**PROMPT:** Restate each of the lines given below, word for word.

**MATERIAL PROVIDED:**

===============

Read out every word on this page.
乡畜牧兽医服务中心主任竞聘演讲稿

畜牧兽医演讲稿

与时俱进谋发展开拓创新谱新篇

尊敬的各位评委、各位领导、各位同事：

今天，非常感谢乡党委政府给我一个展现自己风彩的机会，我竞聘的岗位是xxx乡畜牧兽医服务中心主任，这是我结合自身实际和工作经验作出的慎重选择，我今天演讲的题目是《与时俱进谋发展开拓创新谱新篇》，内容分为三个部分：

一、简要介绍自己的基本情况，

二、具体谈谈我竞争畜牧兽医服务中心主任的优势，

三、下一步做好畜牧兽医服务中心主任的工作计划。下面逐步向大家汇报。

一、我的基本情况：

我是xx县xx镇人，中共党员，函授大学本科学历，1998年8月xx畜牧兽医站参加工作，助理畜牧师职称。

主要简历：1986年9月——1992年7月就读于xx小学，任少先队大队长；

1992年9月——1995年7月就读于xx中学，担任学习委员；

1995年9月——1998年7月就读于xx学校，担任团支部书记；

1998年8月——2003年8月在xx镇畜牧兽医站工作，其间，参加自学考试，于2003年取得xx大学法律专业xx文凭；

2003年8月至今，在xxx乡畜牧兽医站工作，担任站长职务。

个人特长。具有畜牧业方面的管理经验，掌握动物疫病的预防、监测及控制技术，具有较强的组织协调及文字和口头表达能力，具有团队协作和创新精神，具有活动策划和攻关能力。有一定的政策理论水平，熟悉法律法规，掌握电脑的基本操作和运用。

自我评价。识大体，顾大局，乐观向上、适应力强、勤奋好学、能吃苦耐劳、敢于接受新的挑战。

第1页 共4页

===============

**COMPLETE ANSWER:**
Read out every word on this page.
乡畜牧兽医服务中心主任竞聘演讲稿

畜牧兽医演讲稿

与时俱进谋发展开拓创新谱新篇

尊敬的各位评委、各位领导、各位同事：

今天，非常感谢乡党委政府给我一个展现自己风彩的机会，我竞聘的岗位是xxx乡畜牧兽医服务中心主任，这是我结合自身实际和工作经验作出的慎重选择，我今天演讲的题目是《与时俱进谋发展开拓创新谱新篇》，内容分为三个部分：

一、简要介绍自己的基本情况，

二、具体谈谈我竞争畜牧兽医服务中心主任的优势，

三、下一步做好畜牧兽医服务中心主任的工作计划。下面逐步向大家汇报。

一、我的基本情况：

我是xx县xx镇人，中共党员，函授大学本科学历，1998年8月xx畜牧兽医站参加工作，助理畜牧师职称。

主要简历：1986年9月——1992年7月就读于xx小学，任少先队大队长；

1992年9月——1995年7月就读于xx中学，担任学习委员；

1995年9月——1998年7月就读于xx学校，担任团支部书记；

1998年8月——2003年8月在xx镇畜牧兽医站工作，其间，参加自学考试，于2003年取得xx大学法律专业xx文凭；

2003年8月至今，在xxx乡畜牧兽医站工作，担任站长职务。

个人特长。具有畜牧业方面的管理经验，掌握动物疫病的预防、监测及控制技术，具有较强的组织协调及文字和口头表达能力，具有团队协作和创新精神，具有活动策划和攻关能力。有一定的政策理论水平，熟悉法律法规，掌握电脑的基本操作和运用。

自我评价。识大体，顾大局，乐观向上、适应力强、勤奋好学、能吃苦耐劳、敢于接受新的挑战。

第1页 共4页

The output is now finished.